═══ Data for this exercise ═══

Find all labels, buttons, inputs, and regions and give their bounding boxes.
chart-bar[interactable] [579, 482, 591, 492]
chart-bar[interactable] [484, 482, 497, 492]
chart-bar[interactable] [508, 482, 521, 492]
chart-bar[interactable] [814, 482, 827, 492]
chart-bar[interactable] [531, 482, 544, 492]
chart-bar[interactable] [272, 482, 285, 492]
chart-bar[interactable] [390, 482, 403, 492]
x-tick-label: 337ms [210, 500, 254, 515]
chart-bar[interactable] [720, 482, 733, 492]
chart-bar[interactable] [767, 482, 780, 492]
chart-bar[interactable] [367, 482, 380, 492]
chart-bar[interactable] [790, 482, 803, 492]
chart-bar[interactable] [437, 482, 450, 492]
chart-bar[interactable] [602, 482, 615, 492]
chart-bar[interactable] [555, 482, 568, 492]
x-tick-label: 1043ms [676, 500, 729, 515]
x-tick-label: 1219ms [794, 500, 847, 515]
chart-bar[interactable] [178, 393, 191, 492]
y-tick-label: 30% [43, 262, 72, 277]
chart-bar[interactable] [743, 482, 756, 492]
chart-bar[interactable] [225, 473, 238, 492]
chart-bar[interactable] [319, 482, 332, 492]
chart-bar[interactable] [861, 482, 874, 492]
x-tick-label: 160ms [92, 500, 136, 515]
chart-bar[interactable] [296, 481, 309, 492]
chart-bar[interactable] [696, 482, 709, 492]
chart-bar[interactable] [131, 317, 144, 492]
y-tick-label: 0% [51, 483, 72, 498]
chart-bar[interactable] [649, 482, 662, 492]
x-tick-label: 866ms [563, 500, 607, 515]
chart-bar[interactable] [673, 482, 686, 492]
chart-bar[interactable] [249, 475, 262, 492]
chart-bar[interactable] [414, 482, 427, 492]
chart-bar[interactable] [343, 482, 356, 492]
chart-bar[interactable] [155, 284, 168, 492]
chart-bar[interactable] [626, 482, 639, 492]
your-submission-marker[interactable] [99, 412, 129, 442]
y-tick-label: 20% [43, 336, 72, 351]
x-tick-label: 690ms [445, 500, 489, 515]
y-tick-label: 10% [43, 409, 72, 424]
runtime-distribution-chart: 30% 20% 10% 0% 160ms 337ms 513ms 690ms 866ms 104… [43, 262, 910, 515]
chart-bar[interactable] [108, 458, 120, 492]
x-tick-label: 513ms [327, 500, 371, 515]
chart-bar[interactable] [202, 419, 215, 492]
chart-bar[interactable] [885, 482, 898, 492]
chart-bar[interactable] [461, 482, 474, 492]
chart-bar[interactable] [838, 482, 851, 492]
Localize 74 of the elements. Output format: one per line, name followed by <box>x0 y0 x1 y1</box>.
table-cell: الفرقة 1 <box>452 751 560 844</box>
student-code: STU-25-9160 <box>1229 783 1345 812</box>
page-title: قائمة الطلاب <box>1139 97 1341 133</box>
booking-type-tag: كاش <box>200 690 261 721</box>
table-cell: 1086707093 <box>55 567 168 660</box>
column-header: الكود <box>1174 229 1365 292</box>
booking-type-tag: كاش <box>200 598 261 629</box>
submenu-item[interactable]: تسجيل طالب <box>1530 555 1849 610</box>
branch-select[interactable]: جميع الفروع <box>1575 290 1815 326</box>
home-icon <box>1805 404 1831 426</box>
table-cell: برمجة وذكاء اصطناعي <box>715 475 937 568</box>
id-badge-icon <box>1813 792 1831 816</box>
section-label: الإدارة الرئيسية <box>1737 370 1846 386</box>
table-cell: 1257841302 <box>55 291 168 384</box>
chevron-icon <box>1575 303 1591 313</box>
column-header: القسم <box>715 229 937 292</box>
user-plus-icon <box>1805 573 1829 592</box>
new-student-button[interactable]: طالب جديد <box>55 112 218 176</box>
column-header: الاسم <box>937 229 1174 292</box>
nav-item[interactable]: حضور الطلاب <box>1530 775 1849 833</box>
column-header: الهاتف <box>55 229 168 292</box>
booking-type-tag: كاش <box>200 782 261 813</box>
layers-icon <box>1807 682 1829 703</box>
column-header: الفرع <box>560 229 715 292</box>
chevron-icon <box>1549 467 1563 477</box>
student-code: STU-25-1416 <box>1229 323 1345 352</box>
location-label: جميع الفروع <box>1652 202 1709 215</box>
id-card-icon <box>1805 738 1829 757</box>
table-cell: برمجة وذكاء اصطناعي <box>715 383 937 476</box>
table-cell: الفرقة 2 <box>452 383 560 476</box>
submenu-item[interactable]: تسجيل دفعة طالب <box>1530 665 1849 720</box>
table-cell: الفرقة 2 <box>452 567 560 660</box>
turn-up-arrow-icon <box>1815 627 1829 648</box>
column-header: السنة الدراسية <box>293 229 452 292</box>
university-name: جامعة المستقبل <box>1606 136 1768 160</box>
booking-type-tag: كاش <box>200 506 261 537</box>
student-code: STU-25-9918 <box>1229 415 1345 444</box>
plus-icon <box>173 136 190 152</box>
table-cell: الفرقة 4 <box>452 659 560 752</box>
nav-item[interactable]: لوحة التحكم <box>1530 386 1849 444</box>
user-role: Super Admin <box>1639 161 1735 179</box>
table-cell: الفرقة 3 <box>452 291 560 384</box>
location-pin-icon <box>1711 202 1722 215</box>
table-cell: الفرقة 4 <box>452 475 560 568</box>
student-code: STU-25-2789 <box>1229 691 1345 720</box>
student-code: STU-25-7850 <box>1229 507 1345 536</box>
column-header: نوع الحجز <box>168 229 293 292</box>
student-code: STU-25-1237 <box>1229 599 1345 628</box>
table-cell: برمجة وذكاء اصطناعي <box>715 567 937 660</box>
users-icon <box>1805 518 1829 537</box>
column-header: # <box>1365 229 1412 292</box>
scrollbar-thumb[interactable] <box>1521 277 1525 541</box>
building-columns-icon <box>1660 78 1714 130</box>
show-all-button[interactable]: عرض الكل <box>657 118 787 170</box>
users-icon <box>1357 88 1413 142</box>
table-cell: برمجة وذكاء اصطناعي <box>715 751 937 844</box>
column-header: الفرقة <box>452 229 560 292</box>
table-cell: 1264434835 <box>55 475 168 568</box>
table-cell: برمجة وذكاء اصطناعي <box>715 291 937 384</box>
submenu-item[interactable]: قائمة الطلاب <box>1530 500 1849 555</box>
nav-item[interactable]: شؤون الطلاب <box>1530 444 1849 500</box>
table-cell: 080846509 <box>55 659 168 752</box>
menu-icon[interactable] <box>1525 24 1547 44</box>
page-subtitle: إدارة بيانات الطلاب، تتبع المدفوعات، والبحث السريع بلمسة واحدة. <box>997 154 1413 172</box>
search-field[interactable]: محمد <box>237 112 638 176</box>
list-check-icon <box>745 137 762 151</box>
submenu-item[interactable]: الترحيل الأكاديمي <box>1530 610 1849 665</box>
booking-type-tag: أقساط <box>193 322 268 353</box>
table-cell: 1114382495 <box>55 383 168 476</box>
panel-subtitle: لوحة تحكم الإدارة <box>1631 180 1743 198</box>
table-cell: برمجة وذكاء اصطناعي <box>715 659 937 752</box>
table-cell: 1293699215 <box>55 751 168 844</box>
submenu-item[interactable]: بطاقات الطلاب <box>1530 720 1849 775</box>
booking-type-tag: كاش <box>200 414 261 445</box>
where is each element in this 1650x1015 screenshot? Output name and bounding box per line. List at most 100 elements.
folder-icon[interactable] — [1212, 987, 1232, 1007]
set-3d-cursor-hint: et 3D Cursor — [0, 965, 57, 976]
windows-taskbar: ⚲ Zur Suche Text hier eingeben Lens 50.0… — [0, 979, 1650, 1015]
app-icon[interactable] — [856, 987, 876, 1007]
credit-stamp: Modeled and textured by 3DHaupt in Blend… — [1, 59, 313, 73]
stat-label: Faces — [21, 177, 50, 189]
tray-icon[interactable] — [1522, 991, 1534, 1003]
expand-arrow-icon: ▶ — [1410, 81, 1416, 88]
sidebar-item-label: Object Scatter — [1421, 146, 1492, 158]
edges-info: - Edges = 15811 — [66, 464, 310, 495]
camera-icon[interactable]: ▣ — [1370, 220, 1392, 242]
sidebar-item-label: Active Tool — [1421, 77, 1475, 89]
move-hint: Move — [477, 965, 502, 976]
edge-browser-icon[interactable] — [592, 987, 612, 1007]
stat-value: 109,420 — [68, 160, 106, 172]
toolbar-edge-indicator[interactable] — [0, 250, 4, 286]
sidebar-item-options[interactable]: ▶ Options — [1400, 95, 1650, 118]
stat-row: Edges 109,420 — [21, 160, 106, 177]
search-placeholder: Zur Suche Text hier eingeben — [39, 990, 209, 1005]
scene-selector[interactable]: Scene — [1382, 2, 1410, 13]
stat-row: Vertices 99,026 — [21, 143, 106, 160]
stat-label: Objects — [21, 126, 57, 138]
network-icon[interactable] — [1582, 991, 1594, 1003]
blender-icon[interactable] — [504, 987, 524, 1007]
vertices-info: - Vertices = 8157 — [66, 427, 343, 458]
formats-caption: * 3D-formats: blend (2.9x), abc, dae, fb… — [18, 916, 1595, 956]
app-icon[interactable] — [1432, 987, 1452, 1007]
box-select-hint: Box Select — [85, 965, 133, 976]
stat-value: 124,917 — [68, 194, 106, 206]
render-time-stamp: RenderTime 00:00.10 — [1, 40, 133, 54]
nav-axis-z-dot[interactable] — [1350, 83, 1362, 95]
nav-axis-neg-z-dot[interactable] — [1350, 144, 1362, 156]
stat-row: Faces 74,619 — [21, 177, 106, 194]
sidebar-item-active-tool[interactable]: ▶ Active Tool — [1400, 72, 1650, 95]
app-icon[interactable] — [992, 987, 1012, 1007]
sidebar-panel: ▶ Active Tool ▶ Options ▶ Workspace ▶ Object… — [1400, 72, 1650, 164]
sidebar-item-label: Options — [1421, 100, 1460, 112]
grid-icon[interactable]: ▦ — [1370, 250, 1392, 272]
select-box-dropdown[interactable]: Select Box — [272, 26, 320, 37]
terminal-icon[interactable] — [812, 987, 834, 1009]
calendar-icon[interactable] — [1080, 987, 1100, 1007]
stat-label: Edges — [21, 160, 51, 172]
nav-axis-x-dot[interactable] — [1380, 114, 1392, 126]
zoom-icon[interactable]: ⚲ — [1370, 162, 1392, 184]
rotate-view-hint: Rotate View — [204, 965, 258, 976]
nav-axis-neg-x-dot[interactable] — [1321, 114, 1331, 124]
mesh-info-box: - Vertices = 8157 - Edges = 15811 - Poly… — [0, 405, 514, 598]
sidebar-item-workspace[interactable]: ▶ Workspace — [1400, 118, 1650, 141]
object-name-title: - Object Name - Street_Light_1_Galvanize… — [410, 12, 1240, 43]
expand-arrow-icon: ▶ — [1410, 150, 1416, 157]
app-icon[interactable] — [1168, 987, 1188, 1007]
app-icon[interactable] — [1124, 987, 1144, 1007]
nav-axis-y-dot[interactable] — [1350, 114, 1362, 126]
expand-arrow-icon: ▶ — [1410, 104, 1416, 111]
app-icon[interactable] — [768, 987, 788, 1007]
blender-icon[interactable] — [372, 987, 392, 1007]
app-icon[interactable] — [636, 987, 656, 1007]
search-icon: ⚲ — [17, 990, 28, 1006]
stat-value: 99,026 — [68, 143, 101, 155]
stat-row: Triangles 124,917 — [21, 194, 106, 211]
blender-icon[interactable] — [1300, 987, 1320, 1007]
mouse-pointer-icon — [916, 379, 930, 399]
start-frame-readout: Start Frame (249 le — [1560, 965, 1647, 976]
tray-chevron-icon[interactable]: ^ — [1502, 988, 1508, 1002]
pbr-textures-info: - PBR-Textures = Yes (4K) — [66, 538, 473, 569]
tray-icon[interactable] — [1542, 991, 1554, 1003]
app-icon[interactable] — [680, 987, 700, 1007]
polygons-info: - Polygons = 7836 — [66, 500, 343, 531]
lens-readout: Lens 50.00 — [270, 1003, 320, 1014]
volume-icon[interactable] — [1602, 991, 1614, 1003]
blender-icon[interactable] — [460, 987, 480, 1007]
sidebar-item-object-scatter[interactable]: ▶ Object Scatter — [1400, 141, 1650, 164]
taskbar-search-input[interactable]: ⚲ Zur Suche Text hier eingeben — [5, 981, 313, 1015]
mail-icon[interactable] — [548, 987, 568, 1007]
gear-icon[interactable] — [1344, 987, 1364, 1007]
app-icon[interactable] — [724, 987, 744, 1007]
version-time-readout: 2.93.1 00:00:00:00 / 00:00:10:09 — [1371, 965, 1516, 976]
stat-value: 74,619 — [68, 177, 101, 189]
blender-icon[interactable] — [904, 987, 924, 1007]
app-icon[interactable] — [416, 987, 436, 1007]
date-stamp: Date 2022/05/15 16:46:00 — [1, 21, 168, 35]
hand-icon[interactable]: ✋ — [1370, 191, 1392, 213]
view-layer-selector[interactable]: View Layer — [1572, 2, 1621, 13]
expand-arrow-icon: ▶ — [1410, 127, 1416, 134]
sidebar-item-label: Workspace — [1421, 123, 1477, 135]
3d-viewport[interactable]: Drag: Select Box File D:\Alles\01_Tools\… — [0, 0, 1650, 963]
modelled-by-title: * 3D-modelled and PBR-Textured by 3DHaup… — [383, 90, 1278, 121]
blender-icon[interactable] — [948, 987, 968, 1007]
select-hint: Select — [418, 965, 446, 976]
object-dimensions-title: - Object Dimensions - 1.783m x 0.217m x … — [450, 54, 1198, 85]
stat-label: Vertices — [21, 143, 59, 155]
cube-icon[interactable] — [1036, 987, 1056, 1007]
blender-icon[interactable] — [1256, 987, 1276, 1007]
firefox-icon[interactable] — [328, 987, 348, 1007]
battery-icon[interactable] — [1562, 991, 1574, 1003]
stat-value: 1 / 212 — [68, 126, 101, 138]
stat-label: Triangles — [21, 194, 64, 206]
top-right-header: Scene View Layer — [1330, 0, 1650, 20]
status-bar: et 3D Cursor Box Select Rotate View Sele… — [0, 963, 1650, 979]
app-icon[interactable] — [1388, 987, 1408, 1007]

═══

Turn the lines from the very first one through the line containing "chart-bar[interactable] [790, 482, 803, 492]" into a Markdown table with the columns Row and Line, numbering each row and leaving out blank lines.

| Row | Line |
|---|---|
| 1 | Find all labels, buttons, inputs, and regions and give their bounding boxes. |
| 2 | chart-bar[interactable] [579, 482, 591, 492] |
| 3 | chart-bar[interactable] [484, 482, 497, 492] |
| 4 | chart-bar[interactable] [508, 482, 521, 492] |
| 5 | chart-bar[interactable] [814, 482, 827, 492] |
| 6 | chart-bar[interactable] [531, 482, 544, 492] |
| 7 | chart-bar[interactable] [272, 482, 285, 492] |
| 8 | chart-bar[interactable] [390, 482, 403, 492] |
| 9 | x-tick-label: 337ms [210, 500, 254, 515] |
| 10 | chart-bar[interactable] [720, 482, 733, 492] |
| 11 | chart-bar[interactable] [767, 482, 780, 492] |
| 12 | chart-bar[interactable] [367, 482, 380, 492] |
| 13 | chart-bar[interactable] [790, 482, 803, 492] |